**WHAT IS ASKED**. Pictures do not belong in your copy. Repeat all the other data exactly.
::: DATA SHOWN
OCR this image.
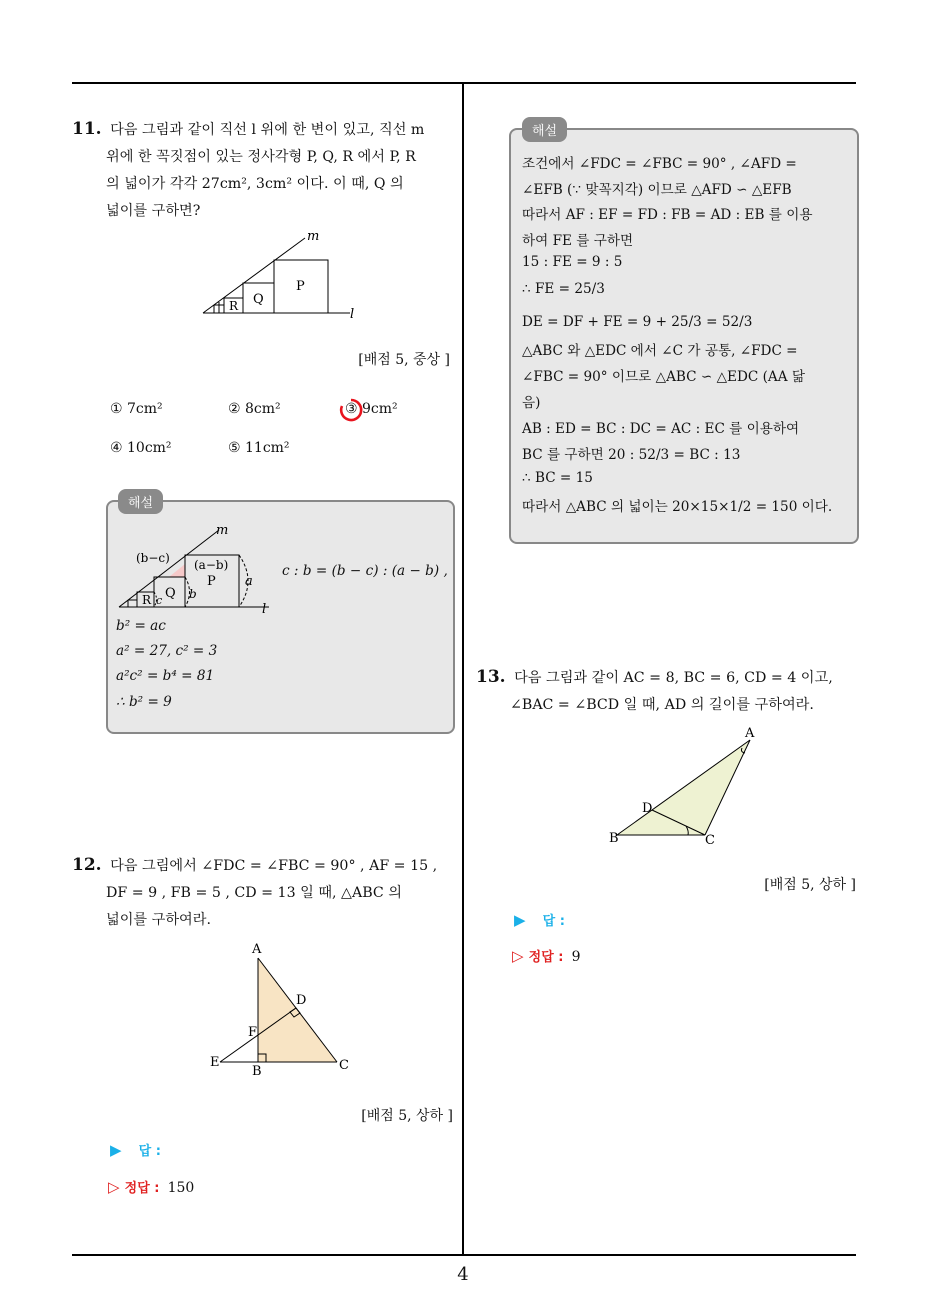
11. 다음 그림과 같이 직선 l 위에 한 변이 있고, 직선 m
위에 한 꼭짓점이 있는 정사각형 P, Q, R 에서 P, R
의 넓이가 각각 27cm², 3cm² 이다. 이 때, Q 의
넓이를 구하면?
m
l
P
Q
R
[배점 5, 중상 ]
① 7cm²	② 8cm²	③ 9cm²
④ 10cm²	⑤ 11cm²
해설
(b−c) (a−b)
P
Q
R
a
b
c
m
l
c : b = (b − c) : (a − b) ,
b² = ac
a² = 27, c² = 3
a²c² = b⁴ = 81
∴ b² = 9
12. 다음 그림에서 ∠FDC = ∠FBC = 90° , AF = 15 ,
DF = 9 , FB = 5 , CD = 13 일 때, △ABC 의
넓이를 구하여라.
A
B	C
D
E
F
[배점 5, 상하 ]
▶ 답 :
▷ 정답 : 150
해설
조건에서 ∠FDC = ∠FBC = 90° , ∠AFD =
∠EFB (∵ 맞꼭지각) 이므로 △AFD ∽ △EFB
따라서 AF : EF = FD : FB = AD : EB 를 이용
하여 FE 를 구하면
15 : FE = 9 : 5
∴ FE = 25/3
DE = DF + FE = 9 + 25/3 = 52/3
△ABC 와 △EDC 에서 ∠C 가 공통, ∠FDC =
∠FBC = 90° 이므로 △ABC ∽ △EDC (AA 닮
음)
AB : ED = BC : DC = AC : EC 를 이용하여
BC 를 구하면 20 : 52/3 = BC : 13
∴ BC = 15
따라서 △ABC 의 넓이는 20×15×1/2 = 150 이다.
13. 다음 그림과 같이 AC = 8, BC = 6, CD = 4 이고,
∠BAC = ∠BCD 일 때, AD 의 길이를 구하여라.
A
B	C
D
[배점 5, 상하 ]
▶ 답 :
▷ 정답 : 9
4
::::::
**RESULT OF THE TASK**.
OCR this image.
11. 다음 그림과 같이 직선 l 위에 한 변이 있고, 직선 m
위에 한 꼭짓점이 있는 정사각형 P, Q, R 에서 P, R
의 넓이가 각각 27cm², 3cm² 이다. 이 때, Q 의
넓이를 구하면?
m
l
P
Q
R
[배점 5, 중상 ]
① 7cm²	② 8cm²	③ 9cm²
④ 10cm²	⑤ 11cm²
해설
(b−c) (a−b)
P
Q
R
a
b
c
m
l
c : b = (b − c) : (a − b) ,
b² = ac
a² = 27, c² = 3
a²c² = b⁴ = 81
∴ b² = 9
12. 다음 그림에서 ∠FDC = ∠FBC = 90° , AF = 15 ,
DF = 9 , FB = 5 , CD = 13 일 때, △ABC 의
넓이를 구하여라.
A
B	C
D
E
F
[배점 5, 상하 ]
▶ 답 :
▷ 정답 : 150
해설
조건에서 ∠FDC = ∠FBC = 90° , ∠AFD =
∠EFB (∵ 맞꼭지각) 이므로 △AFD ∽ △EFB
따라서 AF : EF = FD : FB = AD : EB 를 이용
하여 FE 를 구하면
15 : FE = 9 : 5
∴ FE = 25/3
DE = DF + FE = 9 + 25/3 = 52/3
△ABC 와 △EDC 에서 ∠C 가 공통, ∠FDC =
∠FBC = 90° 이므로 △ABC ∽ △EDC (AA 닮
음)
AB : ED = BC : DC = AC : EC 를 이용하여
BC 를 구하면 20 : 52/3 = BC : 13
∴ BC = 15
따라서 △ABC 의 넓이는 20×15×1/2 = 150 이다.
13. 다음 그림과 같이 AC = 8, BC = 6, CD = 4 이고,
∠BAC = ∠BCD 일 때, AD 의 길이를 구하여라.
A
B	C
D
[배점 5, 상하 ]
▶ 답 :
▷ 정답 : 9
4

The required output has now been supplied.